(Layout element annotations)
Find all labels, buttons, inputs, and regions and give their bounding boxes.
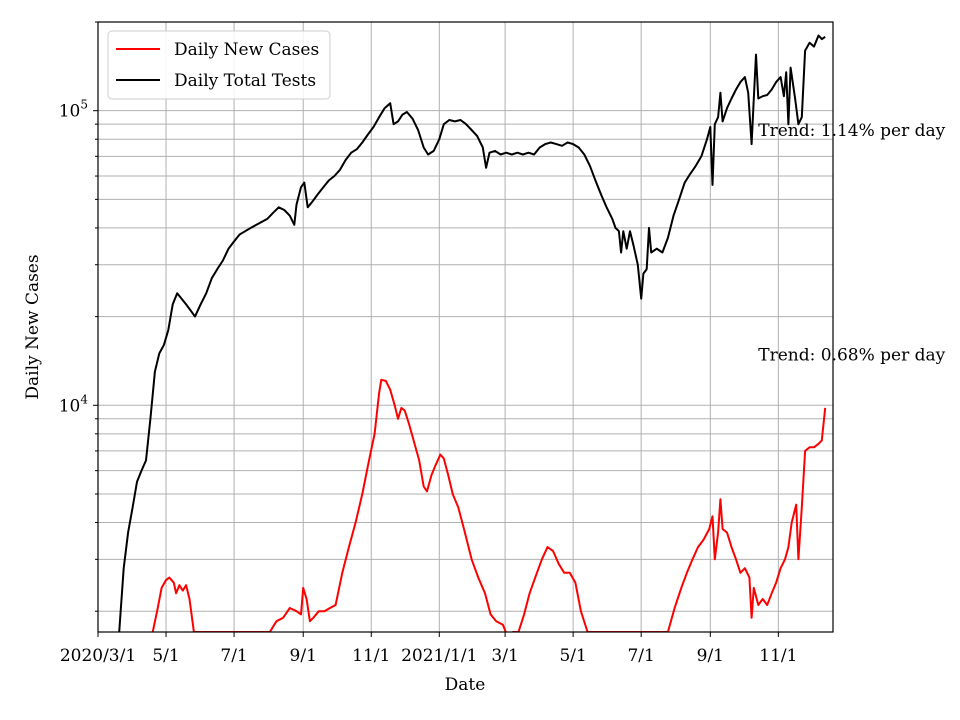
series-layer [118,34,827,632]
y-tick-label-1: 105 [59,98,88,122]
trend-annotation-1: Trend: 0.68% per day [758,345,945,365]
annotations: Trend: 1.14% per day Trend: 0.68% per day [758,121,945,365]
x-tick-label-8: 7/1 [627,646,654,666]
x-tick-label-5: 2021/1/1 [401,646,477,666]
y-tick-label-0: 104 [59,392,89,416]
x-tick-label-2: 7/1 [220,646,247,666]
trend-annotation-0: Trend: 1.14% per day [758,121,945,141]
y-axis-label: Daily New Cases [23,254,43,399]
x-tick-label-4: 11/1 [352,646,390,666]
x-tick-label-1: 5/1 [152,646,179,666]
legend-box [107,30,331,100]
x-tick-label-9: 9/1 [697,646,724,666]
x-tick-label-7: 5/1 [559,646,586,666]
legend-label-daily-total-tests: Daily Total Tests [174,71,316,91]
x-tick-label-0: 2020/3/1 [60,646,136,666]
axis-ticks: 2020/3/1 5/1 7/1 9/1 11/1 2021/1/1 3/1 5/1 7/1 9/… [59,21,797,666]
legend: Daily New Cases Daily Total Tests [107,30,331,100]
x-tick-label-6: 3/1 [491,646,518,666]
legend-label-daily-new-cases: Daily New Cases [174,40,319,60]
series-line-0 [151,378,827,632]
x-axis-label: Date [445,675,486,695]
plot-frame [97,21,834,633]
x-tick-label-10: 11/1 [759,646,797,666]
series-line-1 [118,34,826,632]
x-tick-label-3: 9/1 [290,646,317,666]
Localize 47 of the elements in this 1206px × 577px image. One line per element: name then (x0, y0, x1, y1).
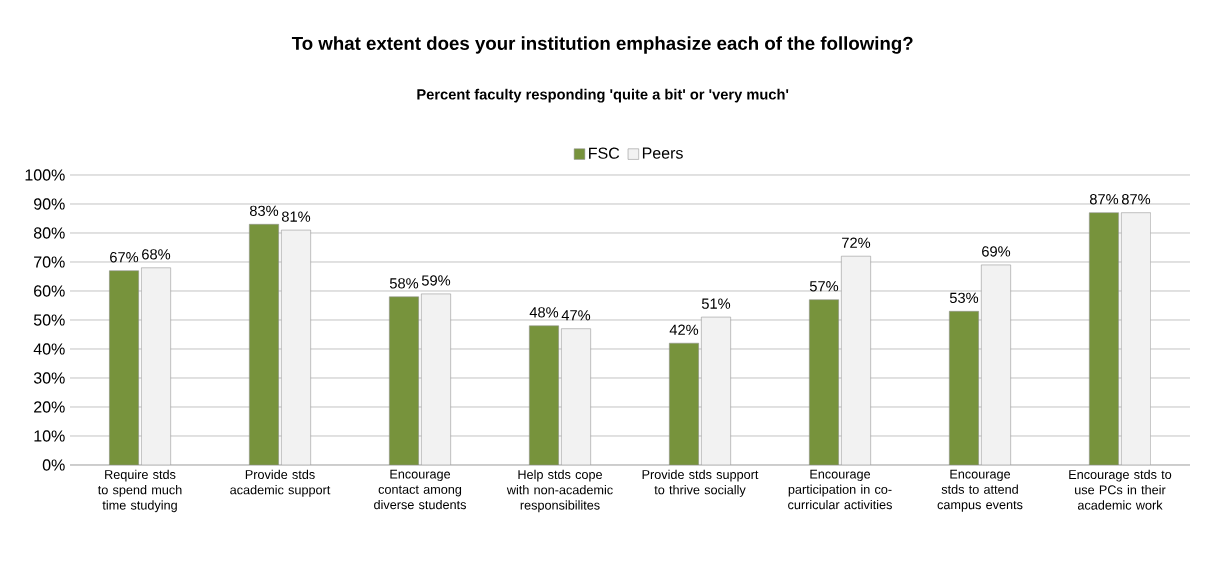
y-tick-label: 0% (42, 459, 65, 471)
data-label: 48% (529, 307, 559, 318)
data-label: 59% (421, 275, 451, 286)
data-label: 69% (982, 246, 1011, 257)
x-tick-label: Encourage participation in co-curricular activities (788, 469, 892, 510)
data-label: 57% (809, 281, 839, 292)
data-label: 68% (142, 249, 171, 260)
bar (949, 311, 979, 465)
bar (809, 299, 839, 465)
data-label: 87% (1089, 194, 1119, 205)
x-tick-label: Help stds cope with non-academic responsibilites (506, 469, 613, 513)
bar (669, 342, 699, 465)
y-tick-label: 60% (34, 285, 65, 297)
bar (109, 270, 139, 465)
legend-label: Peers (642, 147, 683, 159)
bar (389, 296, 419, 465)
data-label: 42% (669, 324, 699, 335)
bar (529, 325, 559, 465)
x-tick-label: Encourage stds to attend campus events (937, 469, 1023, 512)
y-tick-label: 100% (25, 169, 65, 181)
bar (1089, 212, 1119, 465)
data-label: 83% (249, 205, 279, 217)
x-tick-label: Encourage contact among diverse students (374, 469, 466, 510)
data-label: 51% (701, 298, 731, 309)
x-tick-label: Provide stds academic support (230, 469, 331, 497)
y-tick-label: 20% (34, 401, 65, 413)
y-tick-label: 40% (33, 343, 65, 355)
y-tick-label: 50% (33, 314, 65, 326)
chart-title: To what extent does your institution emphasize each of the following? (291, 36, 913, 54)
data-label: 81% (281, 211, 311, 222)
y-tick-label: 10% (34, 430, 65, 442)
data-label: 72% (842, 237, 871, 248)
y-tick-label: 70% (34, 256, 65, 268)
bar (249, 224, 279, 465)
chart-subtitle: Percent faculty responding 'quite a bit' or 'very much' (417, 88, 789, 103)
x-tick-label: Require stds to spend much time studying (97, 469, 182, 513)
data-label: 67% (110, 252, 139, 263)
data-label: 58% (389, 278, 419, 289)
y-tick-label: 90% (34, 198, 65, 210)
y-tick-label: 80% (33, 227, 65, 239)
x-tick-label: Encourage stds to use PCs in their academic work (1069, 469, 1172, 510)
data-label: 87% (1121, 194, 1151, 205)
data-label: 47% (561, 310, 591, 321)
legend-label: FSC (589, 147, 620, 159)
y-tick-label: 30% (33, 372, 65, 384)
data-label: 53% (949, 292, 979, 304)
x-tick-label: Provide stds support to thrive socially (642, 469, 759, 497)
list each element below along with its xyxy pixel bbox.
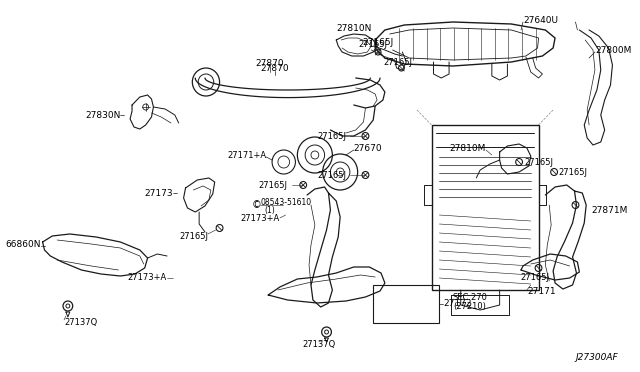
Text: 27810N: 27810N	[336, 23, 372, 32]
Text: 27165J: 27165J	[362, 38, 394, 46]
Text: 27137Q: 27137Q	[302, 340, 335, 349]
Bar	[373, 285, 439, 323]
Text: J27300AF: J27300AF	[575, 353, 618, 362]
Text: 27165J: 27165J	[358, 39, 388, 48]
Text: 66860N: 66860N	[5, 240, 40, 248]
Text: 27871M: 27871M	[591, 205, 627, 215]
Text: 27640U: 27640U	[523, 16, 558, 25]
Text: 27171+A: 27171+A	[227, 151, 266, 160]
Text: 27810M: 27810M	[450, 144, 486, 153]
Text: 27171: 27171	[527, 288, 556, 296]
Text: 08543-51610: 08543-51610	[260, 198, 312, 206]
Text: 27165J: 27165J	[317, 170, 346, 180]
Text: 27165J: 27165J	[524, 157, 553, 167]
Text: 27670: 27670	[354, 144, 382, 153]
Text: 27165J: 27165J	[383, 58, 412, 67]
Text: 27870: 27870	[260, 64, 289, 73]
Text: 27830N: 27830N	[85, 110, 120, 119]
Text: 27165J: 27165J	[558, 167, 587, 176]
Text: ©: ©	[252, 200, 261, 210]
Text: (1): (1)	[264, 205, 275, 215]
Text: SEC.270: SEC.270	[453, 294, 488, 302]
Text: 27165J: 27165J	[317, 131, 346, 141]
Text: 27173: 27173	[144, 189, 173, 198]
Text: 27165J: 27165J	[259, 180, 287, 189]
Text: 27165J: 27165J	[179, 231, 208, 241]
Text: 27870: 27870	[256, 58, 284, 67]
Bar	[431, 125, 538, 290]
Text: 27800M: 27800M	[595, 45, 631, 55]
Text: 27173+A: 27173+A	[128, 273, 167, 282]
Text: 27173+A: 27173+A	[241, 214, 280, 222]
Text: 27165J: 27165J	[520, 273, 549, 282]
Text: 27137Q: 27137Q	[64, 317, 97, 327]
Text: 27172: 27172	[444, 299, 472, 308]
Text: (27210): (27210)	[453, 301, 486, 311]
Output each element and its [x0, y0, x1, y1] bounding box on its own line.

INSTRUCTIONS TO FOLLOW:
Update these lines by changing "Daily Total Tests" to "Total Tests per Day" wherever it appears, and keep everything else the same. Leave the pictures out of your answer.

ANSWER TO THIS TASK:
Find all labels, buttons, inputs, and regions and give their bounding boxes.
series-layer [118,34,827,632]
y-tick-label-1: 105 [59,98,88,122]
trend-annotation-1: Trend: 0.68% per day [758,345,945,365]
annotations: Trend: 1.14% per day Trend: 0.68% per day [758,121,945,365]
x-tick-label-8: 7/1 [627,646,654,666]
x-tick-label-5: 2021/1/1 [401,646,477,666]
y-tick-label-0: 104 [59,392,89,416]
x-tick-label-2: 7/1 [220,646,247,666]
trend-annotation-0: Trend: 1.14% per day [758,121,945,141]
y-axis-label: Daily New Cases [23,254,43,399]
x-tick-label-4: 11/1 [352,646,390,666]
x-tick-label-1: 5/1 [152,646,179,666]
legend-box [107,30,331,100]
x-tick-label-9: 9/1 [697,646,724,666]
x-tick-label-7: 5/1 [559,646,586,666]
legend-label-daily-total-tests: Total Tests per Day [174,71,316,91]
x-tick-label-0: 2020/3/1 [60,646,136,666]
axis-ticks: 2020/3/1 5/1 7/1 9/1 11/1 2021/1/1 3/1 5/1 7/1 9/… [59,21,797,666]
legend: Daily New Cases Total Tests per Day [107,30,331,100]
x-tick-label-6: 3/1 [491,646,518,666]
legend-label-daily-new-cases: Daily New Cases [174,40,319,60]
series-line-0 [151,378,827,632]
x-axis-label: Date [445,675,486,695]
plot-frame [97,21,834,633]
x-tick-label-10: 11/1 [759,646,797,666]
series-line-1 [118,34,826,632]
x-tick-label-3: 9/1 [290,646,317,666]
Localize 47 of the elements in this 1206px × 577px image. One line per element: name then (x0, y0, x1, y1).
y-tick-label: 0% (42, 459, 65, 471)
data-label: 48% (529, 307, 559, 318)
data-label: 59% (421, 275, 451, 286)
data-label: 69% (982, 246, 1011, 257)
x-tick-label: Encourage participation in co-curricular activities (788, 469, 892, 510)
data-label: 57% (809, 281, 839, 292)
data-label: 68% (142, 249, 171, 260)
bar (949, 311, 979, 465)
bar (809, 299, 839, 465)
data-label: 87% (1089, 194, 1119, 205)
x-tick-label: Help stds cope with non-academic responsibilites (506, 469, 613, 513)
bar (669, 342, 699, 465)
y-tick-label: 60% (34, 285, 65, 297)
bar (109, 270, 139, 465)
legend-label: Peers (642, 147, 683, 159)
bar (389, 296, 419, 465)
data-label: 42% (669, 324, 699, 335)
bar (529, 325, 559, 465)
x-tick-label: Encourage stds to attend campus events (937, 469, 1023, 512)
y-tick-label: 100% (25, 169, 65, 181)
bar (1089, 212, 1119, 465)
data-label: 83% (249, 205, 279, 217)
x-tick-label: Encourage contact among diverse students (374, 469, 466, 510)
data-label: 51% (701, 298, 731, 309)
x-tick-label: Provide stds academic support (230, 469, 331, 497)
y-tick-label: 20% (34, 401, 65, 413)
y-tick-label: 40% (33, 343, 65, 355)
y-tick-label: 50% (33, 314, 65, 326)
chart-title: To what extent does your institution emphasize each of the following? (291, 36, 913, 54)
data-label: 81% (281, 211, 311, 222)
y-tick-label: 10% (34, 430, 65, 442)
data-label: 72% (842, 237, 871, 248)
y-tick-label: 70% (34, 256, 65, 268)
bar (249, 224, 279, 465)
chart-subtitle: Percent faculty responding 'quite a bit' or 'very much' (417, 88, 789, 103)
x-tick-label: Require stds to spend much time studying (97, 469, 182, 513)
data-label: 67% (110, 252, 139, 263)
data-label: 58% (389, 278, 419, 289)
y-tick-label: 90% (34, 198, 65, 210)
y-tick-label: 80% (33, 227, 65, 239)
x-tick-label: Encourage stds to use PCs in their academic work (1069, 469, 1172, 510)
data-label: 87% (1121, 194, 1151, 205)
data-label: 47% (561, 310, 591, 321)
legend-label: FSC (589, 147, 620, 159)
y-tick-label: 30% (33, 372, 65, 384)
data-label: 53% (949, 292, 979, 304)
x-tick-label: Provide stds support to thrive socially (642, 469, 759, 497)
list each element below along with its xyxy pixel bbox.
Text: 27810N: 27810N	[336, 23, 372, 32]
Text: 27165J: 27165J	[362, 38, 394, 46]
Text: 27137Q: 27137Q	[302, 340, 335, 349]
Bar	[373, 285, 439, 323]
Text: J27300AF: J27300AF	[575, 353, 618, 362]
Text: 27165J: 27165J	[358, 39, 388, 48]
Text: 66860N: 66860N	[5, 240, 40, 248]
Text: 27871M: 27871M	[591, 205, 627, 215]
Text: 27640U: 27640U	[523, 16, 558, 25]
Text: 27171+A: 27171+A	[227, 151, 266, 160]
Text: 27810M: 27810M	[450, 144, 486, 153]
Text: 27171: 27171	[527, 288, 556, 296]
Text: 08543-51610: 08543-51610	[260, 198, 312, 206]
Text: 27165J: 27165J	[317, 170, 346, 180]
Text: 27165J: 27165J	[524, 157, 553, 167]
Text: 27670: 27670	[354, 144, 382, 153]
Text: 27165J: 27165J	[383, 58, 412, 67]
Text: 27870: 27870	[260, 64, 289, 73]
Text: 27830N: 27830N	[85, 110, 120, 119]
Text: 27165J: 27165J	[558, 167, 587, 176]
Text: ©: ©	[252, 200, 261, 210]
Text: (1): (1)	[264, 205, 275, 215]
Text: SEC.270: SEC.270	[453, 294, 488, 302]
Text: 27165J: 27165J	[317, 131, 346, 141]
Text: 27173: 27173	[144, 189, 173, 198]
Text: 27165J: 27165J	[259, 180, 287, 189]
Text: 27165J: 27165J	[179, 231, 208, 241]
Text: 27870: 27870	[256, 58, 284, 67]
Bar	[431, 125, 538, 290]
Text: 27800M: 27800M	[595, 45, 631, 55]
Text: 27173+A: 27173+A	[128, 273, 167, 282]
Text: 27173+A: 27173+A	[241, 214, 280, 222]
Text: 27165J: 27165J	[520, 273, 549, 282]
Text: 27137Q: 27137Q	[64, 317, 97, 327]
Text: 27172: 27172	[444, 299, 472, 308]
Text: (27210): (27210)	[453, 301, 486, 311]
Output each element and its [x0, y0, x1, y1] bounding box on its own line.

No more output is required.